**WHAT IS EXPECTED:** Duplicate the following rows line for line, without any changes, and omit the pictures from your answer.

::: SUPPLIED RECORDS

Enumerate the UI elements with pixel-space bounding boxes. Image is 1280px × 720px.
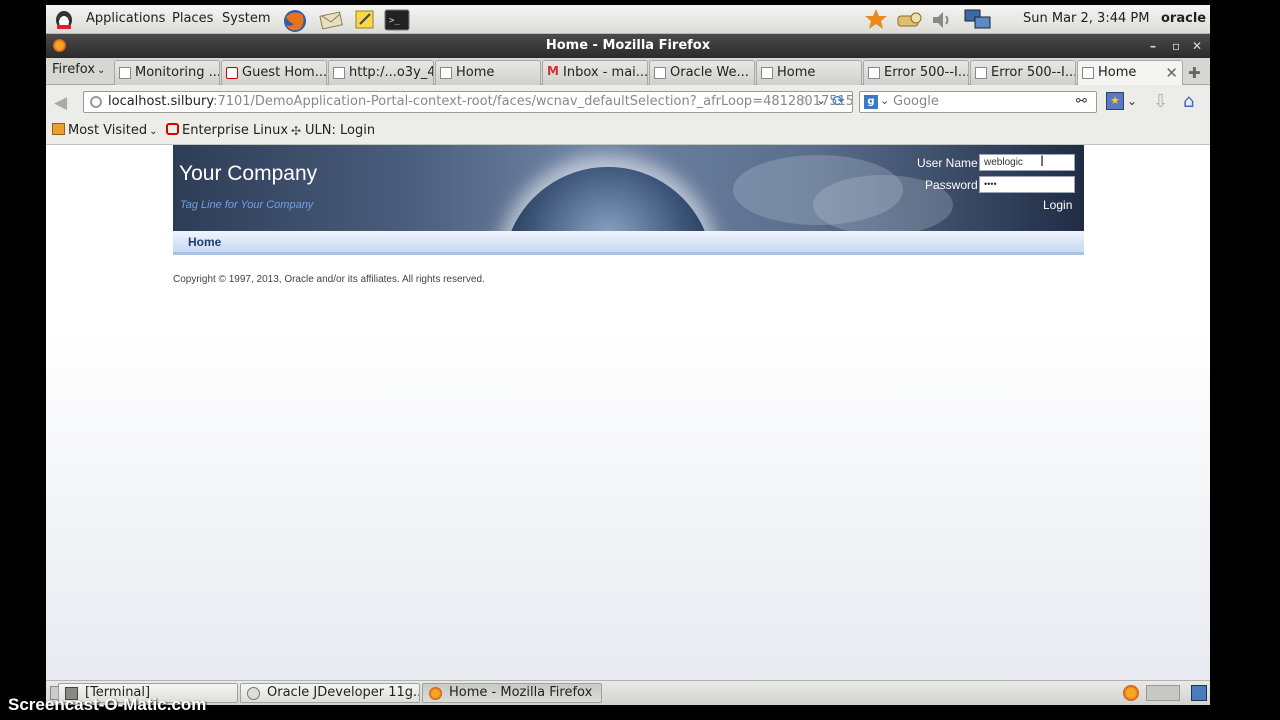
- panel-clock[interactable]: Sun Mar 2, 3:44 PM: [1023, 11, 1149, 26]
- bookmark-star-icon[interactable]: ☆: [798, 94, 811, 110]
- download-arrow-icon[interactable]: ⇩: [1153, 91, 1168, 112]
- task-jdeveloper[interactable]: Oracle JDeveloper 11g...: [240, 683, 420, 703]
- page-icon: [1082, 67, 1094, 79]
- login-link[interactable]: Login: [1043, 198, 1072, 212]
- back-arrow-icon[interactable]: ◀: [54, 93, 74, 113]
- portal-navigation: Home: [173, 231, 1084, 255]
- username-field[interactable]: weblogic: [979, 154, 1075, 171]
- tab-home-1[interactable]: Home: [435, 60, 541, 85]
- chevron-down-icon[interactable]: ⌄: [1127, 94, 1137, 108]
- bookmark-enterprise-linux[interactable]: Enterprise Linux: [166, 123, 288, 138]
- uln-icon: ✣: [291, 124, 302, 138]
- globe-icon: [90, 96, 102, 108]
- jdeveloper-icon: [247, 687, 260, 700]
- tab-home-active[interactable]: Home ✕: [1077, 60, 1183, 86]
- firefox-tray-icon[interactable]: [1123, 685, 1139, 701]
- chevron-down-icon[interactable]: ⌄: [880, 94, 889, 107]
- username-label: User Name: [917, 156, 978, 170]
- screencast-watermark: Screencast-O-Matic.com: [8, 695, 207, 714]
- page-icon: [119, 67, 131, 79]
- gnome-foot-icon[interactable]: [52, 7, 76, 31]
- url-history-dropdown-icon[interactable]: ⌄: [816, 93, 826, 107]
- firefox-launcher-icon[interactable]: [282, 8, 306, 32]
- company-tagline: Tag Line for Your Company: [180, 199, 314, 211]
- page-icon: [868, 67, 880, 79]
- tab-http-o3y4[interactable]: http:/...o3y_4: [328, 60, 434, 85]
- bookmark-most-visited[interactable]: Most Visited ⌄: [52, 123, 158, 138]
- bottom-taskbar: [Terminal] Oracle JDeveloper 11g... Home…: [46, 680, 1210, 705]
- tab-monitoring[interactable]: Monitoring ...: [114, 60, 220, 85]
- notes-launcher-icon[interactable]: [353, 8, 377, 32]
- url-path: :7101/DemoApplication-Portal-context-roo…: [213, 94, 853, 109]
- mail-launcher-icon[interactable]: [318, 8, 343, 32]
- network-icon[interactable]: [964, 8, 991, 32]
- firefox-icon: [429, 687, 442, 700]
- trash-icon[interactable]: [1191, 685, 1207, 701]
- google-engine-icon[interactable]: g: [864, 95, 878, 109]
- bookmarks-menu-icon[interactable]: ★: [1106, 92, 1124, 110]
- oracle-icon: [166, 123, 179, 135]
- chevron-down-icon: ⌄: [97, 65, 106, 76]
- copyright-text: Copyright © 1997, 2013, Oracle and/or it…: [173, 274, 485, 285]
- page-icon: [333, 67, 345, 79]
- window-titlebar: Home - Mozilla Firefox – ▫ ✕: [46, 34, 1210, 58]
- home-icon[interactable]: ⌂: [1183, 91, 1194, 112]
- company-name: Your Company: [179, 162, 318, 185]
- menu-applications[interactable]: Applications: [86, 11, 165, 26]
- menu-places[interactable]: Places: [172, 11, 213, 26]
- network-printer-icon[interactable]: [896, 8, 922, 32]
- volume-icon[interactable]: [930, 8, 954, 32]
- tab-error-500-1[interactable]: Error 500--I...: [863, 60, 969, 85]
- url-bar[interactable]: localhost.silbury:7101/DemoApplication-P…: [83, 91, 853, 113]
- binoculars-icon[interactable]: ⚯: [1076, 94, 1087, 109]
- url-host: localhost.silbury: [108, 94, 214, 109]
- password-field[interactable]: ••••: [979, 176, 1075, 193]
- close-tab-icon[interactable]: ✕: [1165, 64, 1178, 82]
- bookmarks-toolbar: Most Visited ⌄ Enterprise Linux ✣ ULN: Log…: [46, 119, 1210, 145]
- menu-system[interactable]: System: [222, 11, 270, 26]
- portal-header-banner: Your Company Tag Line for Your Company U…: [173, 145, 1084, 231]
- new-tab-icon[interactable]: ✚: [1188, 64, 1201, 82]
- page-icon: [654, 67, 666, 79]
- firefox-menu-button[interactable]: Firefox ⌄: [52, 62, 105, 77]
- workspace-switcher[interactable]: [1146, 685, 1180, 701]
- panel-user[interactable]: oracle: [1161, 11, 1206, 26]
- reload-icon[interactable]: ⟳: [832, 92, 850, 110]
- minimize-button[interactable]: –: [1150, 34, 1156, 58]
- tab-error-500-2[interactable]: Error 500--I...: [970, 60, 1076, 85]
- globe-graphic: [503, 167, 713, 231]
- search-bar[interactable]: g ⌄ Google: [859, 91, 1097, 113]
- page-icon: [975, 67, 987, 79]
- page-icon: [440, 67, 452, 79]
- page-content: Your Company Tag Line for Your Company U…: [46, 145, 1210, 680]
- password-label: Password: [925, 178, 978, 192]
- search-placeholder: Google: [893, 94, 939, 109]
- nav-home-tab[interactable]: Home: [188, 235, 221, 249]
- chevron-down-icon: ⌄: [149, 126, 158, 137]
- tab-oracle-web[interactable]: Oracle We...: [649, 60, 755, 85]
- bookmark-uln-login[interactable]: ✣ ULN: Login: [291, 123, 375, 138]
- page-icon: [761, 67, 773, 79]
- maximize-button[interactable]: ▫: [1172, 34, 1180, 58]
- tab-home-2[interactable]: Home: [756, 60, 862, 85]
- task-firefox[interactable]: Home - Mozilla Firefox: [422, 683, 602, 703]
- close-window-button[interactable]: ✕: [1192, 34, 1202, 58]
- oracle-icon: [226, 67, 238, 79]
- update-notifier-icon[interactable]: [864, 8, 888, 32]
- screen: Applications Places System >_ Sun Mar 2,…: [0, 0, 1280, 720]
- terminal-launcher-icon[interactable]: >_: [384, 8, 410, 32]
- navigation-bar: ◀ localhost.silbury:7101/DemoApplication…: [46, 85, 1210, 119]
- tab-strip: Firefox ⌄ Monitoring ... Guest Hom... htt…: [46, 58, 1210, 86]
- firefox-title-icon: [53, 39, 66, 52]
- window-title: Home - Mozilla Firefox: [545, 38, 711, 53]
- tab-inbox-mail[interactable]: M Inbox - mai...: [542, 60, 648, 85]
- top-panel: Applications Places System >_ Sun Mar 2,…: [46, 5, 1210, 34]
- svg-text:>_: >_: [389, 16, 400, 26]
- folder-icon: [52, 123, 65, 135]
- tab-guest-home[interactable]: Guest Hom...: [221, 60, 327, 85]
- gmail-icon: M: [547, 64, 559, 78]
- text-cursor-icon: I: [1040, 154, 1045, 170]
- desktop: Applications Places System >_ Sun Mar 2,…: [46, 5, 1210, 705]
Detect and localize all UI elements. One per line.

::::::

**EXERCISE ANSWER:**
Enumerate the UI elements with pixel-space bounding boxes. Image is 1280px × 720px.
- panel-clock[interactable]: Sun Mar 2, 3:44 PM: [1023, 11, 1149, 26]
- bookmark-star-icon[interactable]: ☆: [798, 94, 811, 110]
- download-arrow-icon[interactable]: ⇩: [1153, 91, 1168, 112]
- task-jdeveloper[interactable]: Oracle JDeveloper 11g...: [240, 683, 420, 703]
- page-icon: [1082, 67, 1094, 79]
- login-link[interactable]: Login: [1043, 198, 1072, 212]
- back-arrow-icon[interactable]: ◀: [54, 93, 74, 113]
- portal-navigation: Home: [173, 231, 1084, 255]
- username-field[interactable]: weblogic: [979, 154, 1075, 171]
- tab-home-1[interactable]: Home: [435, 60, 541, 85]
- chevron-down-icon[interactable]: ⌄: [1127, 94, 1137, 108]
- bookmark-enterprise-linux[interactable]: Enterprise Linux: [166, 123, 288, 138]
- uln-icon: ✣: [291, 124, 302, 138]
- globe-icon: [90, 96, 102, 108]
- jdeveloper-icon: [247, 687, 260, 700]
- tab-home-active[interactable]: Home ✕: [1077, 60, 1183, 86]
- firefox-tray-icon[interactable]: [1123, 685, 1139, 701]
- chevron-down-icon[interactable]: ⌄: [880, 94, 889, 107]
- username-label: User Name: [917, 156, 978, 170]
- screencast-watermark: Screencast-O-Matic.com: [8, 695, 207, 714]
- page-icon: [119, 67, 131, 79]
- gnome-foot-icon[interactable]: [52, 7, 76, 31]
- url-history-dropdown-icon[interactable]: ⌄: [816, 93, 826, 107]
- firefox-launcher-icon[interactable]: [282, 8, 306, 32]
- company-tagline: Tag Line for Your Company: [180, 199, 314, 211]
- page-icon: [868, 67, 880, 79]
- tab-http-o3y4[interactable]: http:/...o3y_4: [328, 60, 434, 85]
- bookmark-most-visited[interactable]: Most Visited ⌄: [52, 123, 158, 138]
- bottom-taskbar: [Terminal] Oracle JDeveloper 11g... Home…: [46, 680, 1210, 705]
- tab-monitoring[interactable]: Monitoring ...: [114, 60, 220, 85]
- notes-launcher-icon[interactable]: [353, 8, 377, 32]
- url-path: :7101/DemoApplication-Portal-context-roo…: [213, 94, 853, 109]
- mail-launcher-icon[interactable]: [318, 8, 343, 32]
- network-icon[interactable]: [964, 8, 991, 32]
- firefox-icon: [429, 687, 442, 700]
- trash-icon[interactable]: [1191, 685, 1207, 701]
- google-engine-icon[interactable]: g: [864, 95, 878, 109]
- bookmarks-menu-icon[interactable]: ★: [1106, 92, 1124, 110]
- oracle-icon: [166, 123, 179, 135]
- chevron-down-icon: ⌄: [97, 65, 106, 76]
- copyright-text: Copyright © 1997, 2013, Oracle and/or it…: [173, 274, 485, 285]
- page-icon: [333, 67, 345, 79]
- window-titlebar: Home - Mozilla Firefox – ▫ ✕: [46, 34, 1210, 58]
- home-icon[interactable]: ⌂: [1183, 91, 1194, 112]
- company-name: Your Company: [179, 162, 318, 185]
- menu-applications[interactable]: Applications: [86, 11, 165, 26]
- menu-places[interactable]: Places: [172, 11, 213, 26]
- network-printer-icon[interactable]: [896, 8, 922, 32]
- volume-icon[interactable]: [930, 8, 954, 32]
- tab-error-500-1[interactable]: Error 500--I...: [863, 60, 969, 85]
- url-bar[interactable]: localhost.silbury:7101/DemoApplication-P…: [83, 91, 853, 113]
- binoculars-icon[interactable]: ⚯: [1076, 94, 1087, 109]
- url-host: localhost.silbury: [108, 94, 214, 109]
- password-field[interactable]: ••••: [979, 176, 1075, 193]
- close-tab-icon[interactable]: ✕: [1165, 64, 1178, 82]
- bookmarks-toolbar: Most Visited ⌄ Enterprise Linux ✣ ULN: Log…: [46, 119, 1210, 145]
- menu-system[interactable]: System: [222, 11, 270, 26]
- portal-header-banner: Your Company Tag Line for Your Company U…: [173, 145, 1084, 231]
- new-tab-icon[interactable]: ✚: [1188, 64, 1201, 82]
- page-icon: [654, 67, 666, 79]
- firefox-menu-button[interactable]: Firefox ⌄: [52, 62, 105, 77]
- workspace-switcher[interactable]: [1146, 685, 1180, 701]
- panel-user[interactable]: oracle: [1161, 11, 1206, 26]
- reload-icon[interactable]: ⟳: [832, 92, 850, 110]
- minimize-button[interactable]: –: [1150, 34, 1156, 58]
- tab-error-500-2[interactable]: Error 500--I...: [970, 60, 1076, 85]
- globe-graphic: [503, 167, 713, 231]
- search-bar[interactable]: g ⌄ Google: [859, 91, 1097, 113]
- page-icon: [975, 67, 987, 79]
- page-icon: [440, 67, 452, 79]
- page-content: Your Company Tag Line for Your Company U…: [46, 145, 1210, 680]
- password-label: Password: [925, 178, 978, 192]
- search-placeholder: Google: [893, 94, 939, 109]
- nav-home-tab[interactable]: Home: [188, 235, 221, 249]
- chevron-down-icon: ⌄: [149, 126, 158, 137]
- tab-oracle-web[interactable]: Oracle We...: [649, 60, 755, 85]
- bookmark-uln-login[interactable]: ✣ ULN: Login: [291, 123, 375, 138]
- page-icon: [761, 67, 773, 79]
- maximize-button[interactable]: ▫: [1172, 34, 1180, 58]
- tab-home-2[interactable]: Home: [756, 60, 862, 85]
- task-firefox[interactable]: Home - Mozilla Firefox: [422, 683, 602, 703]
- close-window-button[interactable]: ✕: [1192, 34, 1202, 58]
- oracle-icon: [226, 67, 238, 79]
- update-notifier-icon[interactable]: [864, 8, 888, 32]
- screen: Applications Places System >_ Sun Mar 2,…: [0, 0, 1280, 720]
- terminal-launcher-icon[interactable]: >_: [384, 8, 410, 32]
- navigation-bar: ◀ localhost.silbury:7101/DemoApplication…: [46, 85, 1210, 119]
- tab-strip: Firefox ⌄ Monitoring ... Guest Hom... htt…: [46, 58, 1210, 86]
- firefox-title-icon: [53, 39, 66, 52]
- window-title: Home - Mozilla Firefox: [545, 38, 711, 53]
- tab-inbox-mail[interactable]: M Inbox - mai...: [542, 60, 648, 85]
- top-panel: Applications Places System >_ Sun Mar 2,…: [46, 5, 1210, 34]
- svg-text:>_: >_: [389, 16, 400, 26]
- folder-icon: [52, 123, 65, 135]
- tab-guest-home[interactable]: Guest Hom...: [221, 60, 327, 85]
- gmail-icon: M: [547, 64, 559, 78]
- text-cursor-icon: I: [1040, 154, 1045, 170]
- desktop: Applications Places System >_ Sun Mar 2,…: [46, 5, 1210, 705]
Detect and localize all UI elements. One per line.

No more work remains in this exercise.